▸ Exercise details
From the entries below, copy out every line with "data" in it.

▸ Information provided
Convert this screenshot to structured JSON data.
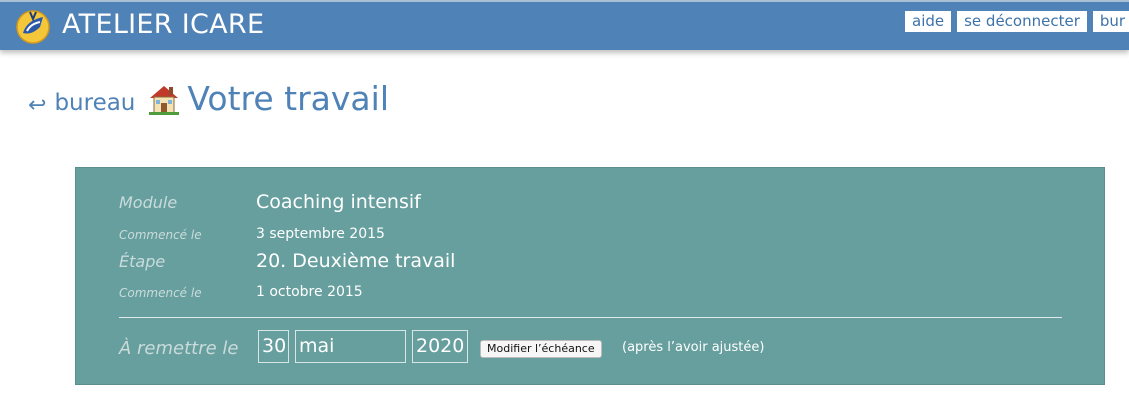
{
  "header": {
    "brand": "ATELIER ICARE",
    "links": [
      "aide",
      "se déconnecter",
      "bur"
    ]
  },
  "title_row": {
    "back_arrow": "↩",
    "back_label": "bureau",
    "title": "Votre travail"
  },
  "panel": {
    "module_label": "Module",
    "module_value": "Coaching intensif",
    "module_started_label": "Commencé le",
    "module_started_value": "3 septembre 2015",
    "step_label": "Étape",
    "step_value": "20. Deuxième travail",
    "step_started_label": "Commencé le",
    "step_started_value": "1 octobre 2015",
    "due_label": "À remettre le",
    "due_day": "30",
    "due_month": "mai",
    "due_year": "2020",
    "modify_button": "Modifier l’échéance",
    "note": "(après l’avoir ajustée)"
  },
  "colors": {
    "header_bg": "#4f82b6",
    "panel_bg": "#669f9e",
    "link_color": "#4f82b6"
  },
  "icons": [
    "icare-logo",
    "return-arrow-icon",
    "house-icon"
  ]
}
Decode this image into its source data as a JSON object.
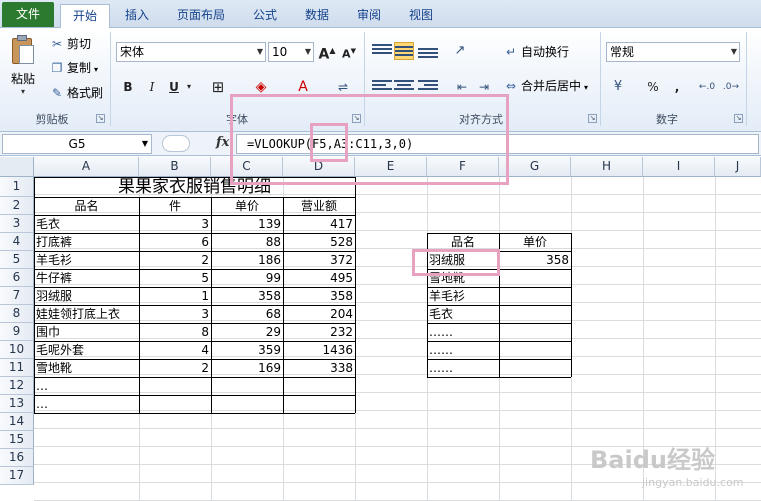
{
  "tabs": [
    {
      "label": "文件"
    },
    {
      "label": "开始"
    },
    {
      "label": "插入"
    },
    {
      "label": "页面布局"
    },
    {
      "label": "公式"
    },
    {
      "label": "数据"
    },
    {
      "label": "审阅"
    },
    {
      "label": "视图"
    }
  ],
  "clipboard": {
    "paste_label": "粘贴",
    "cut_label": "剪切",
    "copy_label": "复制",
    "format_painter_label": "格式刷",
    "group_label": "剪贴板"
  },
  "font": {
    "name": "宋体",
    "size": "10",
    "grow_label": "A",
    "shrink_label": "A",
    "bold_label": "B",
    "italic_label": "I",
    "underline_label": "U",
    "group_label": "字体"
  },
  "alignment": {
    "wrap_text_label": "自动换行",
    "merge_center_label": "合并后居中",
    "group_label": "对齐方式"
  },
  "number": {
    "format": "常规",
    "percent_label": "%",
    "comma_label": ",",
    "group_label": "数字"
  },
  "formula_bar": {
    "name_box": "G5",
    "fx_label": "fx",
    "formula": "=VLOOKUP(F5,A3:C11,3,0)"
  },
  "columns": [
    "A",
    "B",
    "C",
    "D",
    "E",
    "F",
    "G",
    "H",
    "I",
    "J"
  ],
  "rows": [
    "1",
    "2",
    "3",
    "4",
    "5",
    "6",
    "7",
    "8",
    "9",
    "10",
    "11",
    "12",
    "13",
    "14",
    "15",
    "16",
    "17"
  ],
  "sheet": {
    "title": "果果家衣服销售明细",
    "headers": [
      "品名",
      "件",
      "单价",
      "营业额"
    ],
    "data": [
      [
        "毛衣",
        "3",
        "139",
        "417"
      ],
      [
        "打底裤",
        "6",
        "88",
        "528"
      ],
      [
        "羊毛衫",
        "2",
        "186",
        "372"
      ],
      [
        "牛仔裤",
        "5",
        "99",
        "495"
      ],
      [
        "羽绒服",
        "1",
        "358",
        "358"
      ],
      [
        "娃娃领打底上衣",
        "3",
        "68",
        "204"
      ],
      [
        "围巾",
        "8",
        "29",
        "232"
      ],
      [
        "毛呢外套",
        "4",
        "359",
        "1436"
      ],
      [
        "雪地靴",
        "2",
        "169",
        "338"
      ],
      [
        "…",
        "",
        "",
        ""
      ],
      [
        "…",
        "",
        "",
        ""
      ]
    ]
  },
  "lookup": {
    "headers": [
      "品名",
      "单价"
    ],
    "rows": [
      [
        "羽绒服",
        "358"
      ],
      [
        "雪地靴",
        ""
      ],
      [
        "羊毛衫",
        ""
      ],
      [
        "毛衣",
        ""
      ],
      [
        "……",
        ""
      ],
      [
        "……",
        ""
      ],
      [
        "……",
        ""
      ]
    ]
  },
  "watermark": {
    "brand": "Baidu经验",
    "url": "jingyan.baidu.com"
  },
  "highlight_color": "#e7a1c1",
  "file_tab_color": "#2b7a2f"
}
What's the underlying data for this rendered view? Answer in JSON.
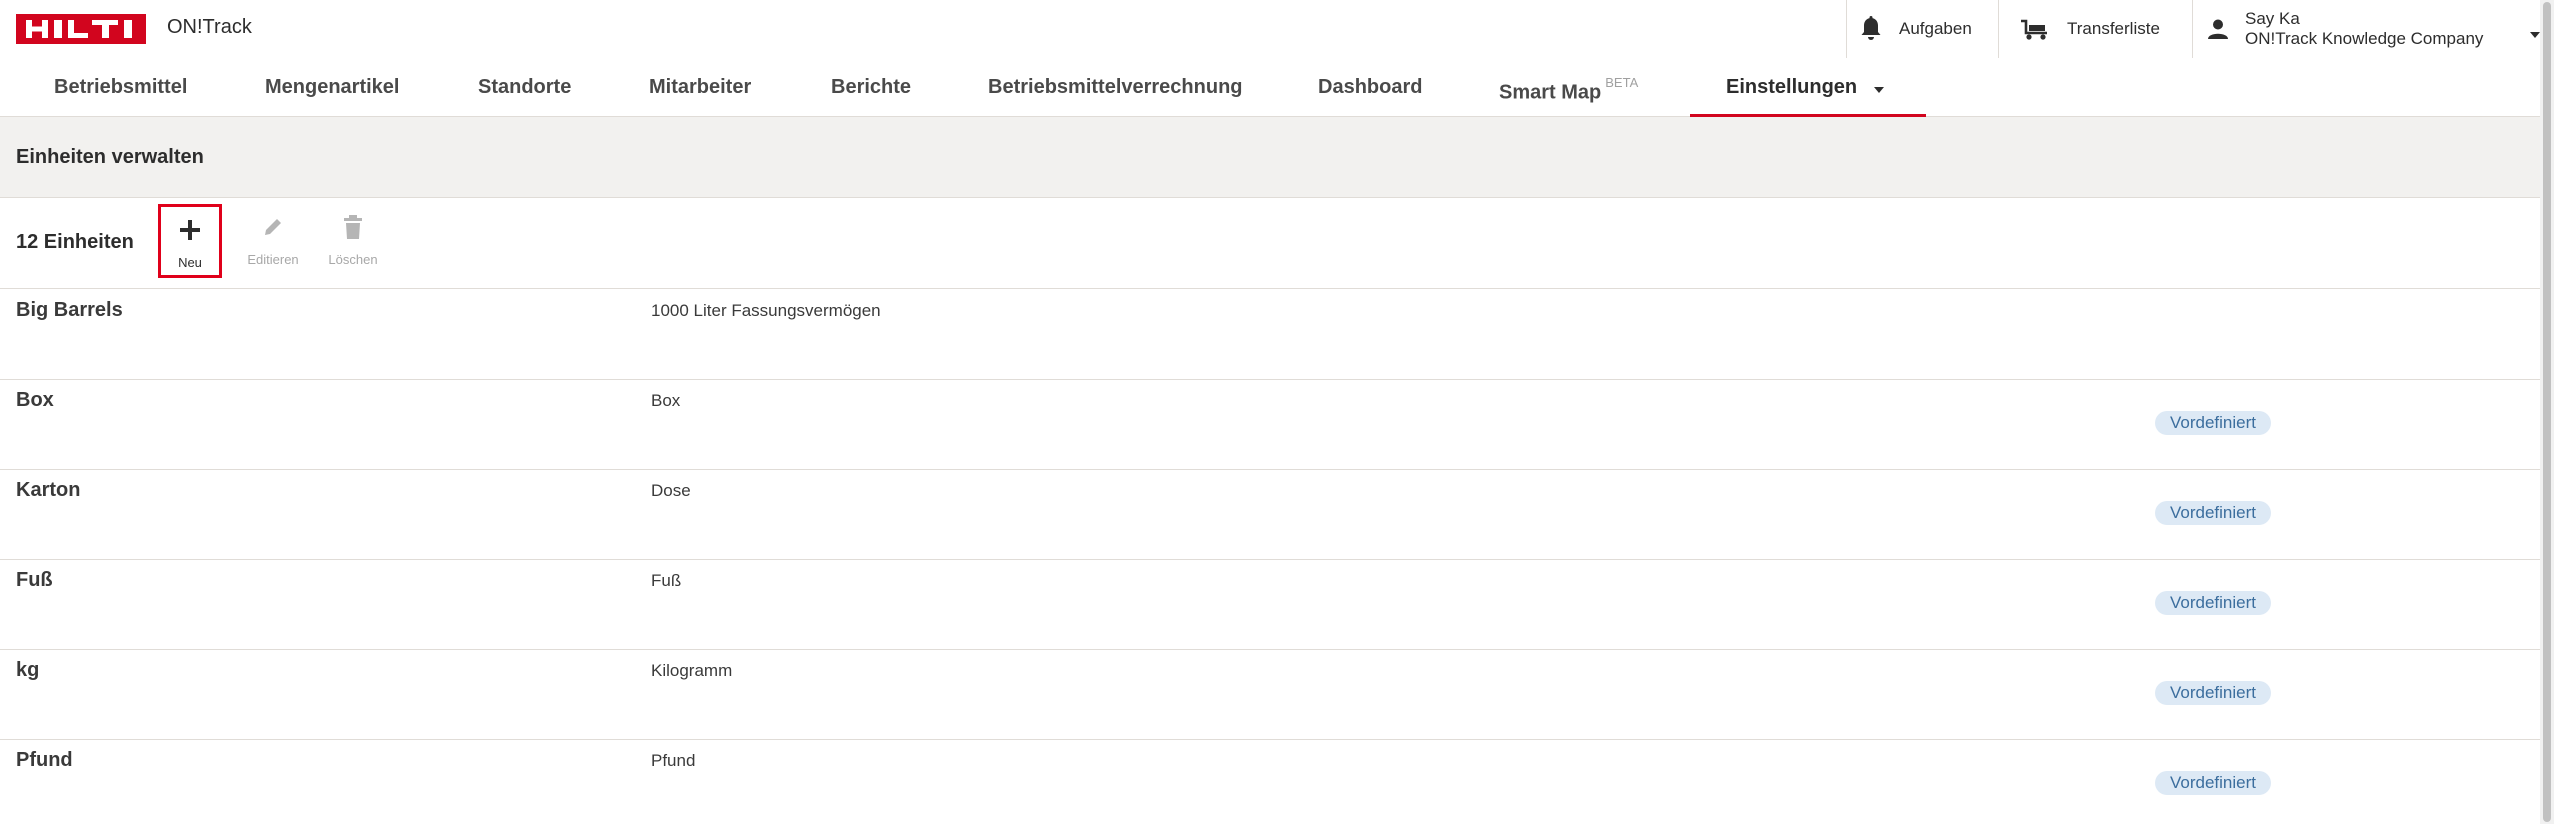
{
  "header": {
    "brand": "HILTI",
    "app_name": "ON!Track",
    "actions": {
      "aufgaben": "Aufgaben",
      "transferliste": "Transferliste"
    },
    "user": {
      "name": "Say Ka",
      "company": "ON!Track Knowledge Company"
    }
  },
  "nav": {
    "items": [
      {
        "label": "Betriebsmittel"
      },
      {
        "label": "Mengenartikel"
      },
      {
        "label": "Standorte"
      },
      {
        "label": "Mitarbeiter"
      },
      {
        "label": "Berichte"
      },
      {
        "label": "Betriebsmittelverrechnung"
      },
      {
        "label": "Dashboard"
      },
      {
        "label": "Smart Map",
        "badge": "BETA"
      },
      {
        "label": "Einstellungen"
      }
    ],
    "active": "Einstellungen"
  },
  "section": {
    "title": "Einheiten verwalten"
  },
  "toolbar": {
    "count_label": "12 Einheiten",
    "new_label": "Neu",
    "edit_label": "Editieren",
    "delete_label": "Löschen"
  },
  "units": [
    {
      "name": "Big Barrels",
      "description": "1000 Liter Fassungsvermögen",
      "badge": ""
    },
    {
      "name": "Box",
      "description": "Box",
      "badge": "Vordefiniert"
    },
    {
      "name": "Karton",
      "description": "Dose",
      "badge": "Vordefiniert"
    },
    {
      "name": "Fuß",
      "description": "Fuß",
      "badge": "Vordefiniert"
    },
    {
      "name": "kg",
      "description": "Kilogramm",
      "badge": "Vordefiniert"
    },
    {
      "name": "Pfund",
      "description": "Pfund",
      "badge": "Vordefiniert"
    }
  ],
  "colors": {
    "brand_red": "#d2051e",
    "highlight_border": "#e0001a",
    "badge_bg": "#dde9f5",
    "badge_text": "#3c6e9e"
  }
}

▸ Answer to this task
Convert this screenshot to structured JSON data.
Decode this image into its source data as a JSON object.
    "data": [
What's the underlying data for this rendered view? Answer in JSON.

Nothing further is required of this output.